++++ Document section

July 17 (Bloomberg) -- Copper fell in London as a further drop in metal booked for removal from warehouses stoked concern that prices climbed too high to reflect demand. Aluminum rose to the highest in more than seven months.

So-called canceled warrants, or metal earmarked for delivery from stockpiles monitored by the London Metal Exchange, slid for a fifth day today and have plunged 43 percent this week, daily LME figures showed. Canceled warrants for copper have shrunk to 2.8 percent of total LME inventories from 21 percent at the start of May.

“Canceled warrants have been instrumental in supporting the recovery story for copper this year,” Eugen Weinberg, an analyst at Commerzbank AG in Frankfurt, said by phone. “Copper should correct because demand is less than supply, Chinese strategic purchases are over and there is too much optimism.”

++++++++
++++ Information shown

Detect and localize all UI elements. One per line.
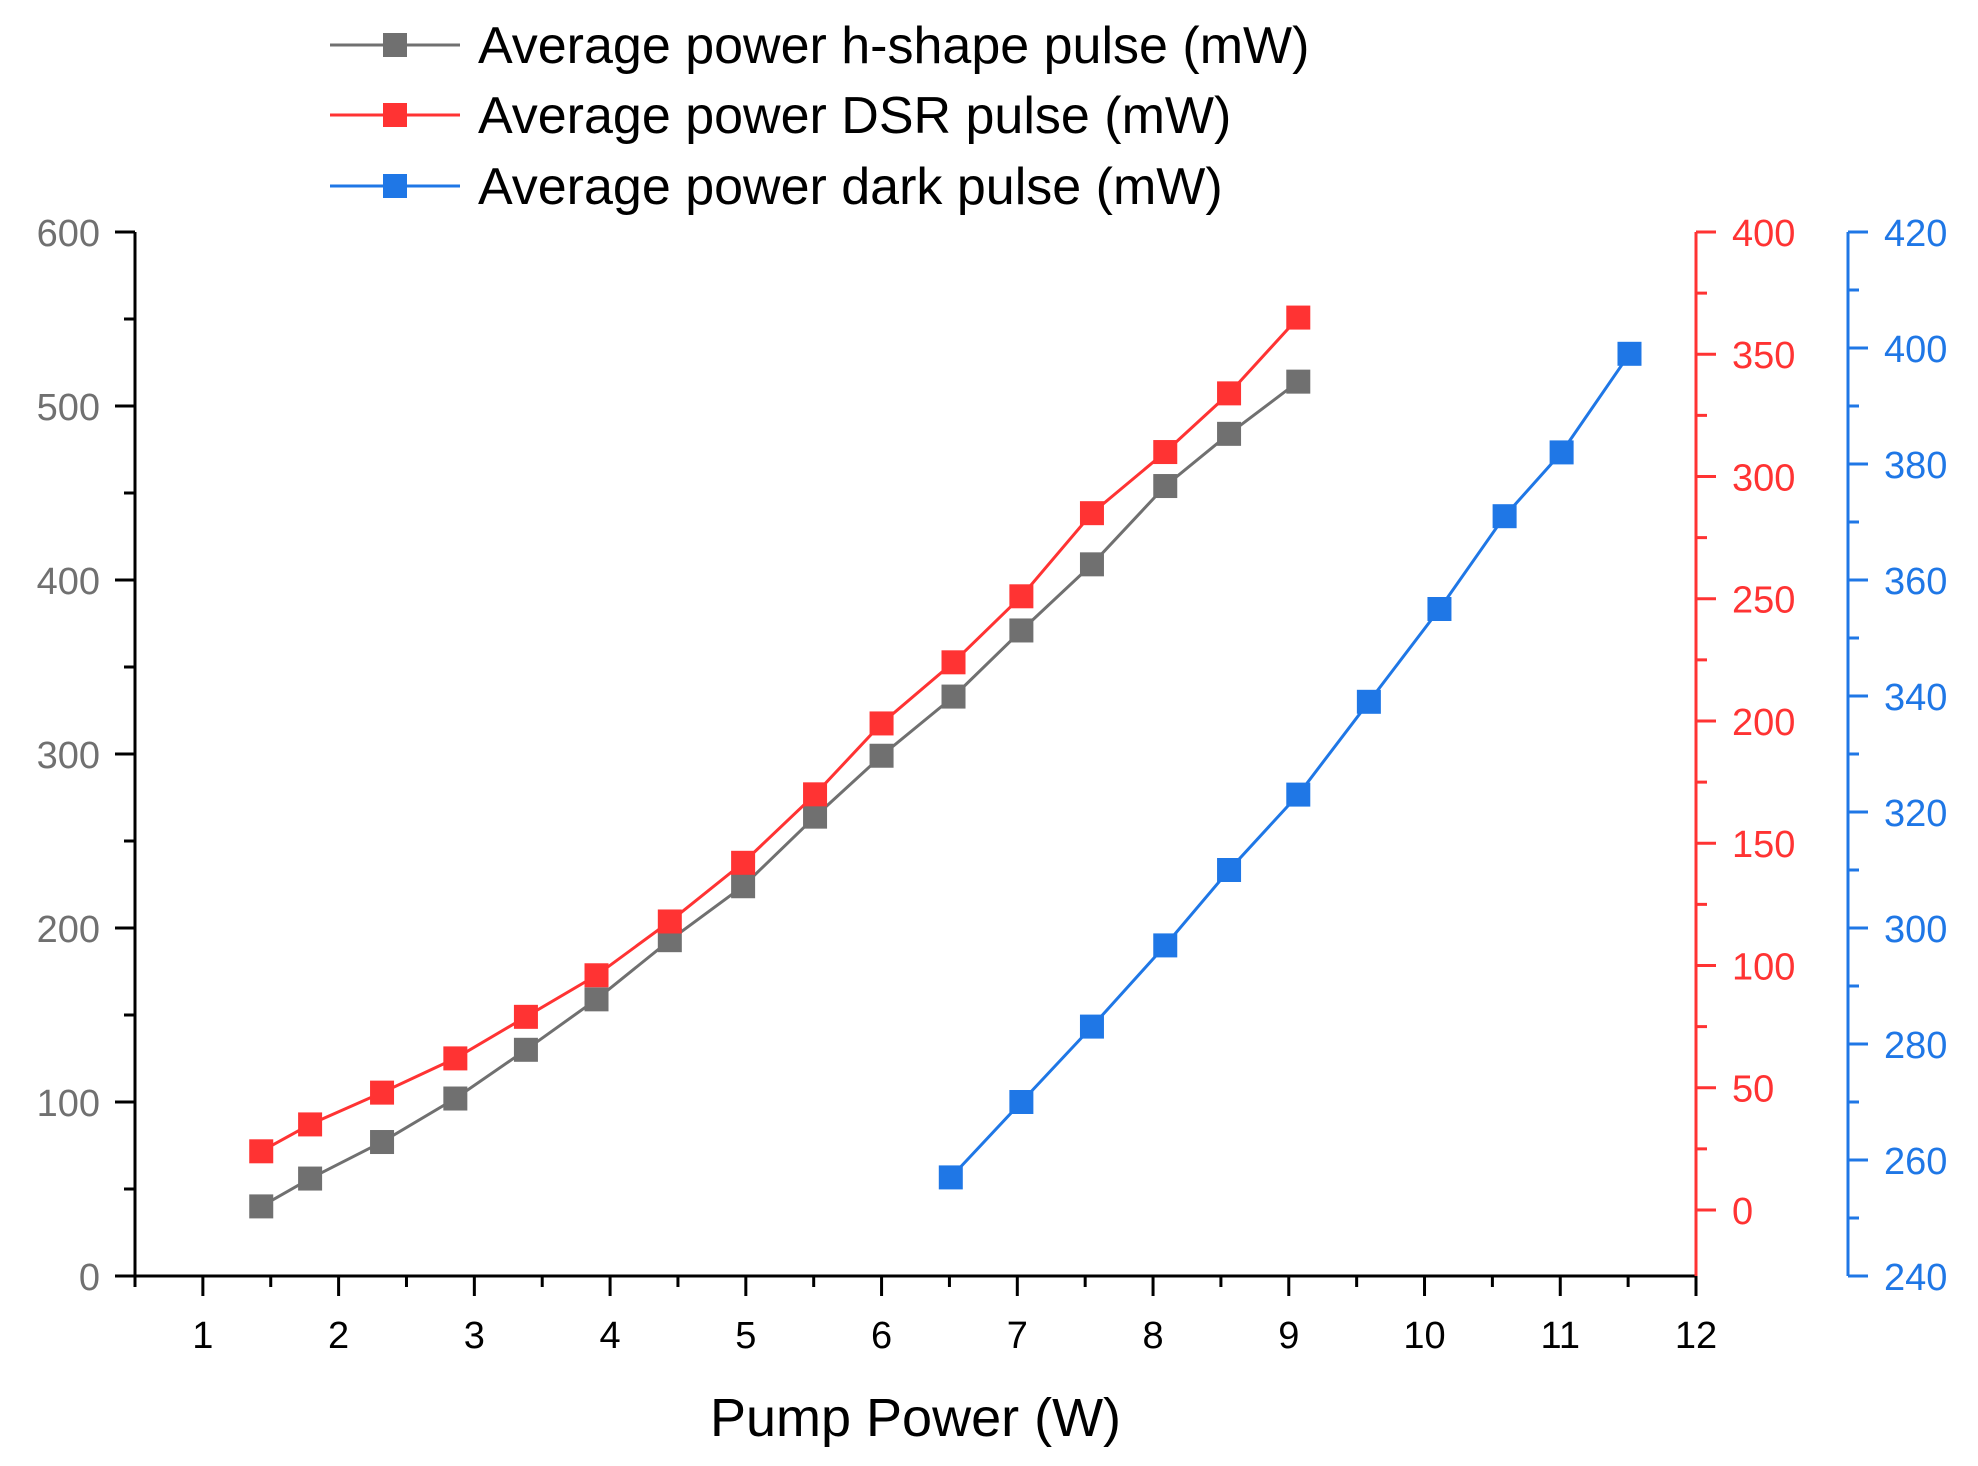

++++++++

▸ **Your tasks**:
**1)** In one to three sentences, explain why the Commerzbank analyst quoted in the copper market report expects copper prices to correct.
**2)** Go on with the copper market report from the point where it ends.
The listing has nothing to do with the copper market report.

▸ **Answers below**:
**1)** Eugen Weinberg expects copper to correct because demand is less than supply and Chinese strategic purchases are over. He also says there is too much optimism in the market.

**2)**
Copper for three-month delivery slid $50, or 1 percent, to $5,210 a metric ton at 10:30 a.m. on the LME. The contract has added 7.2 percent this week, heading for its first gain in three weeks and the biggest advance since March. Copper for September delivery dropped 0.7 percent to $2.373 a pound on the New York Mercantile Exchange’s Comex division.

Aluminum advanced as much as 1.1 percent to $1,714 a ton, the highest since Dec. 2. The contract was recently down $5, or 0.3 percent, at $1,690 a ton.

Chinese Demand

Copper has advanced 70 percent this year in London, bolstered by demand from China, the world’s largest copper consumer. Imports into the Asian nation of copper and related products climbed to a record 475,999 tons in June.

“A potential slowdown in Chinese import buying is the single biggest risk to metals prices, but there is still very little sign of that developing,” Gayle Berry, an analyst at Barclays Capital in London, said in a report yesterday.

Calyon, Credit Agricole SA’s investment-banking unit, raised its forecast for this year’s copper price. The metal will average $4,315 a ton, 4.2 percent more than its prior estimate of $4,140, the bank said yesterday in an e-mailed report.

China’s gross domestic product expanded by 7.9 percent in the second quarter, beating the 7.8 percent median forecast of 20 economists in a Bloomberg survey, data showed yesterday.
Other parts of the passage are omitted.